* _Supplied records_

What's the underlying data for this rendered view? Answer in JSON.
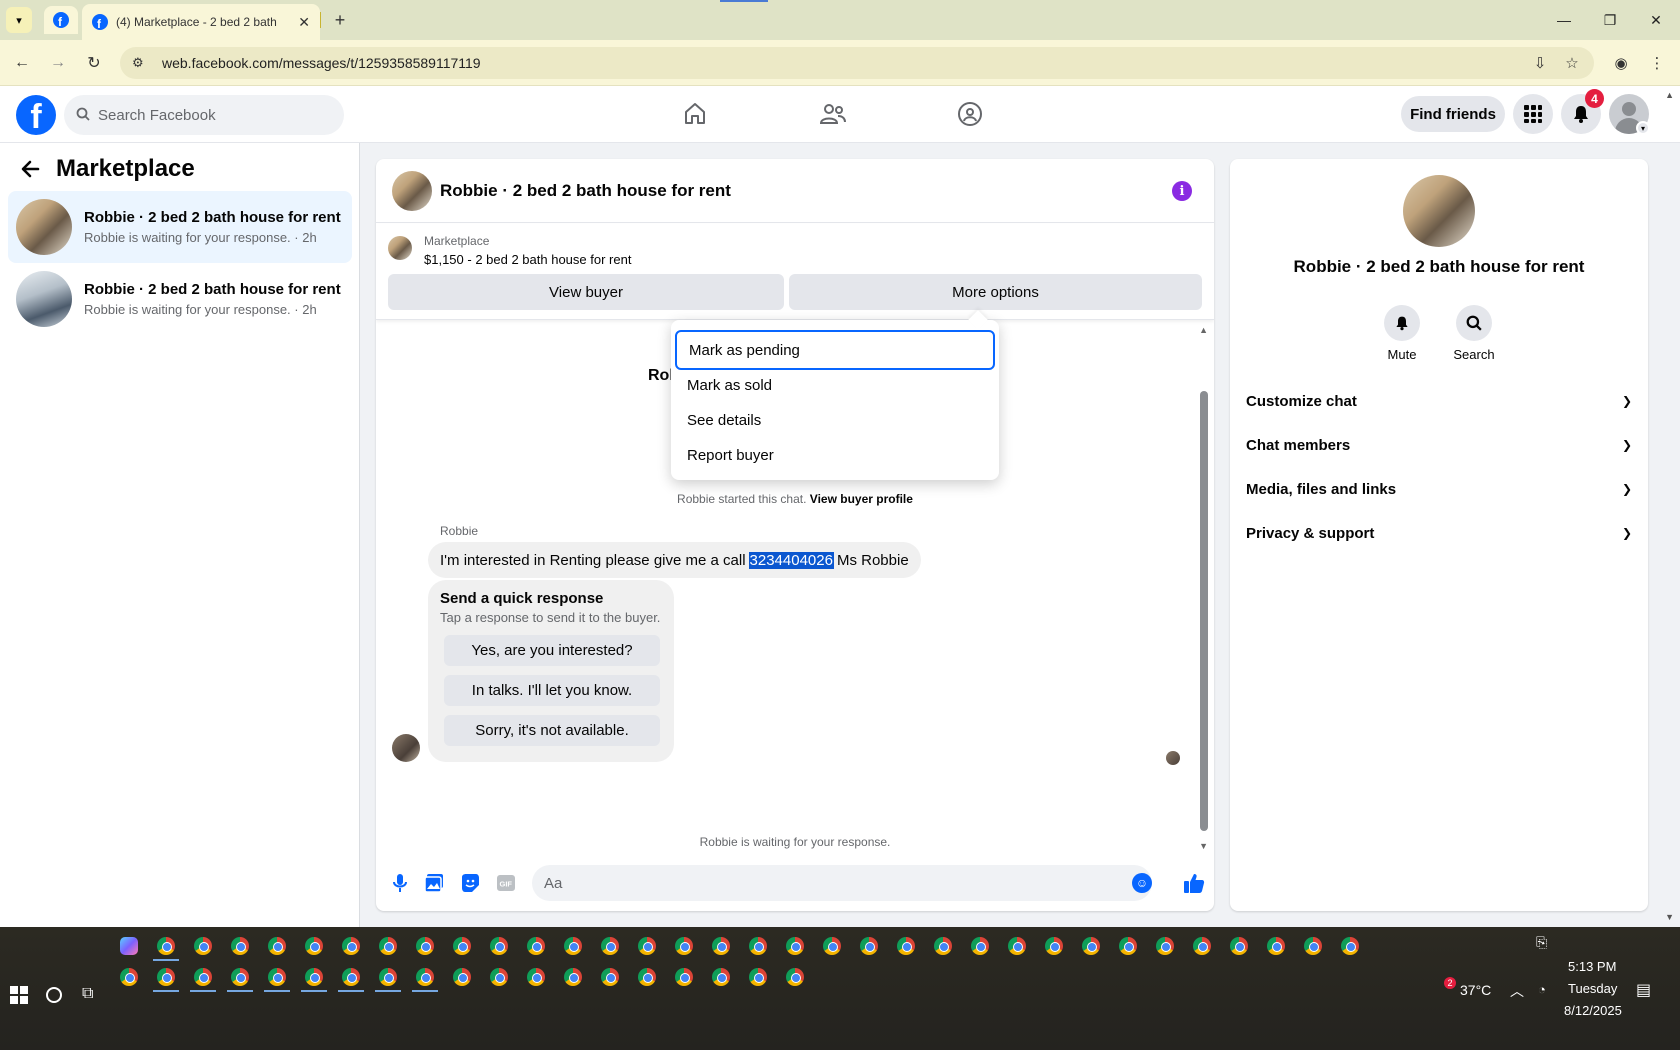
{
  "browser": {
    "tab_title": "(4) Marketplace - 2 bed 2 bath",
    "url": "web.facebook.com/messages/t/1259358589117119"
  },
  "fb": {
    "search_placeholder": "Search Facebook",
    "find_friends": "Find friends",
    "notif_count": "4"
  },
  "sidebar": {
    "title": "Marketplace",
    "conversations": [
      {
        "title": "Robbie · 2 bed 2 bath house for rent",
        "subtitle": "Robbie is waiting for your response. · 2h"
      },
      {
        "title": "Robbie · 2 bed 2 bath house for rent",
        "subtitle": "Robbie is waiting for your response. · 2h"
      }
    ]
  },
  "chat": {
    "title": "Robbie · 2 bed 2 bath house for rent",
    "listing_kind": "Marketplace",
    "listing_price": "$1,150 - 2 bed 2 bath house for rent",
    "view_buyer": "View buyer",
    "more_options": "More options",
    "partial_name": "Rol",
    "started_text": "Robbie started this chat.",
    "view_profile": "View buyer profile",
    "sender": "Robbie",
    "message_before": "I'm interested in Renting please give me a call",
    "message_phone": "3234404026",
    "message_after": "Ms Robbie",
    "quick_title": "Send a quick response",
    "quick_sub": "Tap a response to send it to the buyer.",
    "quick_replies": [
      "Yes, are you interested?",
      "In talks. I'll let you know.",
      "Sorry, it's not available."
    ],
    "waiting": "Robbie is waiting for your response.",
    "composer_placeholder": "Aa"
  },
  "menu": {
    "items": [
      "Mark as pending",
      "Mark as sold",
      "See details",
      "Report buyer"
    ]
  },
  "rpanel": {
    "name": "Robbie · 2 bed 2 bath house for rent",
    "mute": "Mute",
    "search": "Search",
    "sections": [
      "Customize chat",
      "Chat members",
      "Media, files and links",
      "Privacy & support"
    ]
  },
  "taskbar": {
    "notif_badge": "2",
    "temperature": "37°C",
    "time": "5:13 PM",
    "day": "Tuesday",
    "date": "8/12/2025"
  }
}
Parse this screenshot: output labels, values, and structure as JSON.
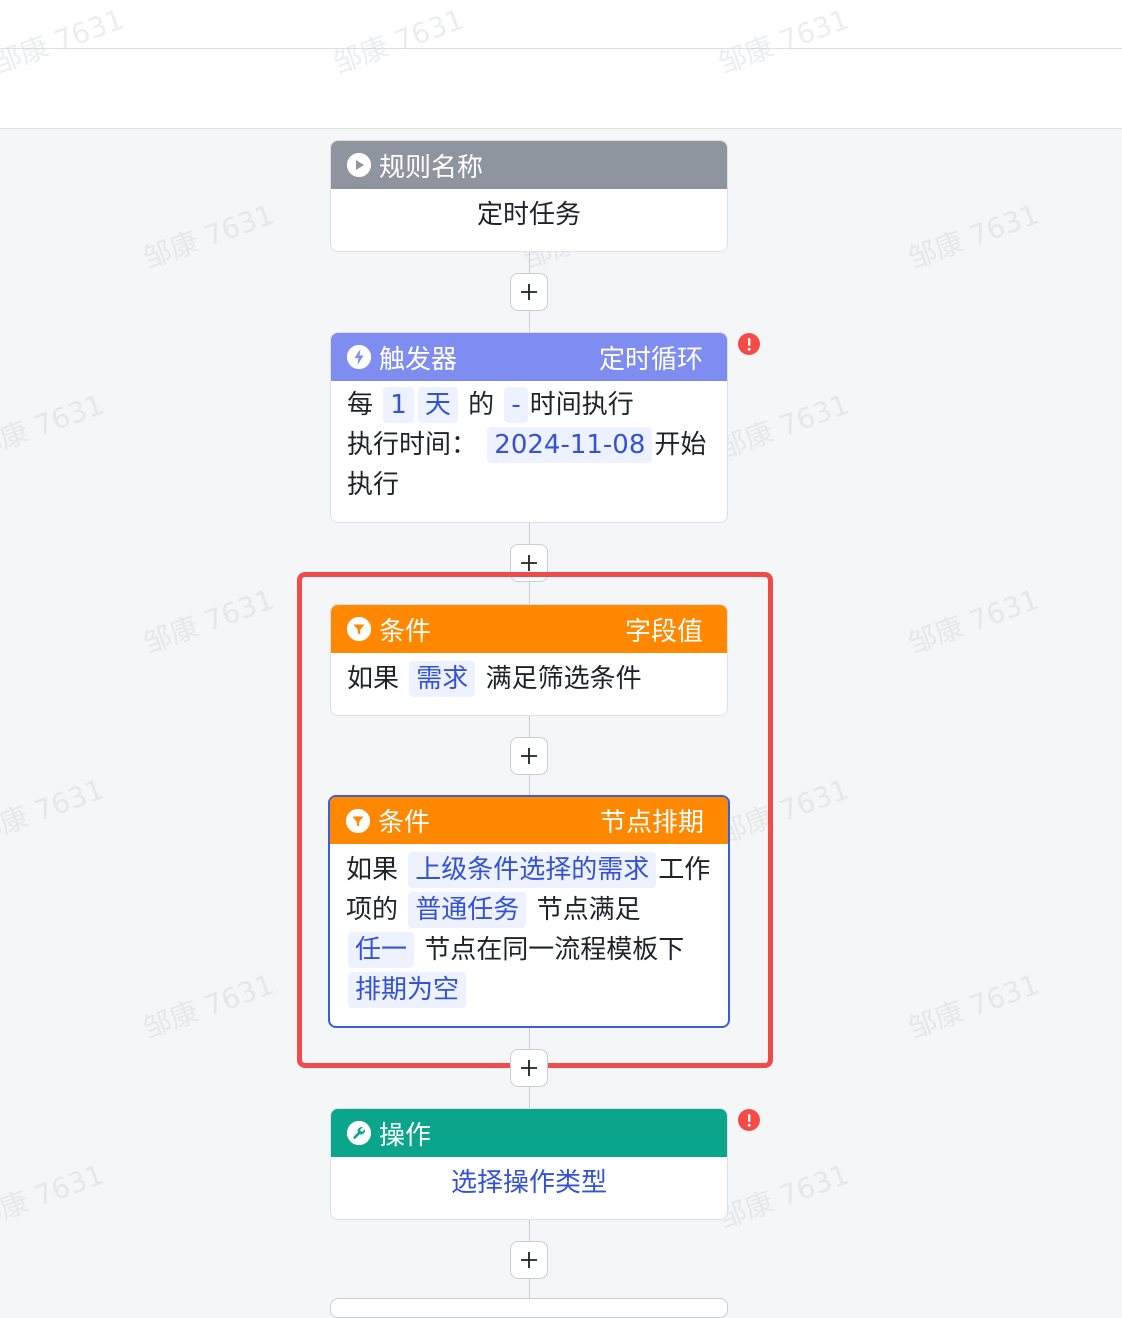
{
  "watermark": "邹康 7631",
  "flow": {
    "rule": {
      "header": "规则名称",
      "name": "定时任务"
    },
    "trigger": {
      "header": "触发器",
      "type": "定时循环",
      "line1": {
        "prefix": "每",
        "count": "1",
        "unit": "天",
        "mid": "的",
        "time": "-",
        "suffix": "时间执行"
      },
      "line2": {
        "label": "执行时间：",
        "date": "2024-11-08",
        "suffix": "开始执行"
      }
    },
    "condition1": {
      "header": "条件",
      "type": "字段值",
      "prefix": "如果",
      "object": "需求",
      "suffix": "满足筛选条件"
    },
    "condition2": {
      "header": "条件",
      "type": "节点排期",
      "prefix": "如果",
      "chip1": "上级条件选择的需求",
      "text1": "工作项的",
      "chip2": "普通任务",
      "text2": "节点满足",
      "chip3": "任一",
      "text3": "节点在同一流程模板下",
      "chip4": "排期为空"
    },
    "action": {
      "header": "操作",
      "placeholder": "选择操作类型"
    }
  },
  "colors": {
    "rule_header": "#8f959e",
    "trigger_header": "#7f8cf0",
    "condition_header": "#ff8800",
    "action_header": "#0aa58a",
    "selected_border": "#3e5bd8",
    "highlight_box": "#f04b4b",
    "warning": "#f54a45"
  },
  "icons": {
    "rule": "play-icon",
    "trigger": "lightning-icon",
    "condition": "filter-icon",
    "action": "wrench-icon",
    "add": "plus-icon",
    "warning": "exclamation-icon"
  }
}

* _What you have to do_
Go through the data and gather every line that holds "buyer".

* _Exercise result_
    "view_buyer": "View buyer",
    "view_profile": "View buyer profile",
    "quick_sub": "Tap a response to send it to the buyer.",
      "Report buyer"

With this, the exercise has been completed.